* _Aim of the exercise_: Give a verbatim quotation of every record.

Dataset rows

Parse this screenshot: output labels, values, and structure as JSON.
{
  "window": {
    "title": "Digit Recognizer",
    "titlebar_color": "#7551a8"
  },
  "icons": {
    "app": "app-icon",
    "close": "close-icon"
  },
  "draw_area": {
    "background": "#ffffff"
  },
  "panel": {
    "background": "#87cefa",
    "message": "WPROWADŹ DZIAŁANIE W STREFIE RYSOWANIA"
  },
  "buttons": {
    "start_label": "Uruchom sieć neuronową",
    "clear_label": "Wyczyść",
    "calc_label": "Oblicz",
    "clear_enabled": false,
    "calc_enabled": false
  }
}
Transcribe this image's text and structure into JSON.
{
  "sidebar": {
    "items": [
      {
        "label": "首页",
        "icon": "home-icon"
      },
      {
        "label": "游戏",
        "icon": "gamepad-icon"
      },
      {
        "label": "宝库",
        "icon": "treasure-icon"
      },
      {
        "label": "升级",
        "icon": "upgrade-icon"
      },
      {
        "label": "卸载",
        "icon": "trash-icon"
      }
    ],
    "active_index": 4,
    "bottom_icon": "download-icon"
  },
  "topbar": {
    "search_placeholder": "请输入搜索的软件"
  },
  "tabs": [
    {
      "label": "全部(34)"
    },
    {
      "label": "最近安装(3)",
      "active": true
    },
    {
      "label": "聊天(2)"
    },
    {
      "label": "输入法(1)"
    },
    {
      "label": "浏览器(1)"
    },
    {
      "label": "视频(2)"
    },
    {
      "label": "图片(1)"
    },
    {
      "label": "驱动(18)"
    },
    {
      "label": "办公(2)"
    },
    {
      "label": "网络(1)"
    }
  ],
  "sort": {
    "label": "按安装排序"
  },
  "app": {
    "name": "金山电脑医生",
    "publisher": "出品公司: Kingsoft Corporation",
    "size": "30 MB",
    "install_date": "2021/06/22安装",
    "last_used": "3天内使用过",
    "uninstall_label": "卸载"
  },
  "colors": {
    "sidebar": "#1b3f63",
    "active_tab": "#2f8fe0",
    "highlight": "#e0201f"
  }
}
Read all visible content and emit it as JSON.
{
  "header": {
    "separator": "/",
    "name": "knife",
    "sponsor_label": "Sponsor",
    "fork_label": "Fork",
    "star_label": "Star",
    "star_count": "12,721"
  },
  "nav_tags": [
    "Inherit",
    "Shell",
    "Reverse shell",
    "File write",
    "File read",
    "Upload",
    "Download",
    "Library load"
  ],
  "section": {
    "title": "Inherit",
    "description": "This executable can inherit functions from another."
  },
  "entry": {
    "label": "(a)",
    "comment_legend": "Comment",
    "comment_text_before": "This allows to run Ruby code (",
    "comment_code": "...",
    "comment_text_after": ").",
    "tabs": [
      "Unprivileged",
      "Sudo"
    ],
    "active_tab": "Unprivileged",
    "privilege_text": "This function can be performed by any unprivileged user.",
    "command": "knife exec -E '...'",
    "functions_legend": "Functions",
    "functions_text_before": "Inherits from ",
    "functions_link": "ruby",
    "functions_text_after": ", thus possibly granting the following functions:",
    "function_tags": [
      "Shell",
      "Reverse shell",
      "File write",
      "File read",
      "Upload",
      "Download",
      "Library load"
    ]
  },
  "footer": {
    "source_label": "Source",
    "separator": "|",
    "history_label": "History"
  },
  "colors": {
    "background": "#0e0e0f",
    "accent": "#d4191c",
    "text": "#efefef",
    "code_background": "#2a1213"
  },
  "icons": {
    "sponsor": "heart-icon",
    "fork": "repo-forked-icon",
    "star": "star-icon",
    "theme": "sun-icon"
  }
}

* _Answer_:
Parse this screenshot: output labels, values, and structure as JSON.
{
  "window": {
    "title": "Digit Recognizer",
    "titlebar_color": "#7551a8"
  },
  "icons": {
    "app": "app-icon",
    "close": "close-icon"
  },
  "draw_area": {
    "background": "#ffffff"
  },
  "panel": {
    "background": "#87cefa",
    "message": "WPROWADŹ DZIAŁANIE W STREFIE RYSOWANIA"
  },
  "buttons": {
    "start_label": "Uruchom sieć neuronową",
    "clear_label": "Wyczyść",
    "calc_label": "Oblicz",
    "clear_enabled": false,
    "calc_enabled": false
  }
}
Transcribe this image's text and structure into JSON.
{
  "sidebar": {
    "items": [
      {
        "label": "首页",
        "icon": "home-icon"
      },
      {
        "label": "游戏",
        "icon": "gamepad-icon"
      },
      {
        "label": "宝库",
        "icon": "treasure-icon"
      },
      {
        "label": "升级",
        "icon": "upgrade-icon"
      },
      {
        "label": "卸载",
        "icon": "trash-icon"
      }
    ],
    "active_index": 4,
    "bottom_icon": "download-icon"
  },
  "topbar": {
    "search_placeholder": "请输入搜索的软件"
  },
  "tabs": [
    {
      "label": "全部(34)"
    },
    {
      "label": "最近安装(3)",
      "active": true
    },
    {
      "label": "聊天(2)"
    },
    {
      "label": "输入法(1)"
    },
    {
      "label": "浏览器(1)"
    },
    {
      "label": "视频(2)"
    },
    {
      "label": "图片(1)"
    },
    {
      "label": "驱动(18)"
    },
    {
      "label": "办公(2)"
    },
    {
      "label": "网络(1)"
    }
  ],
  "sort": {
    "label": "按安装排序"
  },
  "app": {
    "name": "金山电脑医生",
    "publisher": "出品公司: Kingsoft Corporation",
    "size": "30 MB",
    "install_date": "2021/06/22安装",
    "last_used": "3天内使用过",
    "uninstall_label": "卸载"
  },
  "colors": {
    "sidebar": "#1b3f63",
    "active_tab": "#2f8fe0",
    "highlight": "#e0201f"
  }
}
Read all visible content and emit it as JSON.
{
  "header": {
    "separator": "/",
    "name": "knife",
    "sponsor_label": "Sponsor",
    "fork_label": "Fork",
    "star_label": "Star",
    "star_count": "12,721"
  },
  "nav_tags": [
    "Inherit",
    "Shell",
    "Reverse shell",
    "File write",
    "File read",
    "Upload",
    "Download",
    "Library load"
  ],
  "section": {
    "title": "Inherit",
    "description": "This executable can inherit functions from another."
  },
  "entry": {
    "label": "(a)",
    "comment_legend": "Comment",
    "comment_text_before": "This allows to run Ruby code (",
    "comment_code": "...",
    "comment_text_after": ").",
    "tabs": [
      "Unprivileged",
      "Sudo"
    ],
    "active_tab": "Unprivileged",
    "privilege_text": "This function can be performed by any unprivileged user.",
    "command": "knife exec -E '...'",
    "functions_legend": "Functions",
    "functions_text_before": "Inherits from ",
    "functions_link": "ruby",
    "functions_text_after": ", thus possibly granting the following functions:",
    "function_tags": [
      "Shell",
      "Reverse shell",
      "File write",
      "File read",
      "Upload",
      "Download",
      "Library load"
    ]
  },
  "footer": {
    "source_label": "Source",
    "separator": "|",
    "history_label": "History"
  },
  "colors": {
    "background": "#0e0e0f",
    "accent": "#d4191c",
    "text": "#efefef",
    "code_background": "#2a1213"
  },
  "icons": {
    "sponsor": "heart-icon",
    "fork": "repo-forked-icon",
    "star": "star-icon",
    "theme": "sun-icon"
  }
}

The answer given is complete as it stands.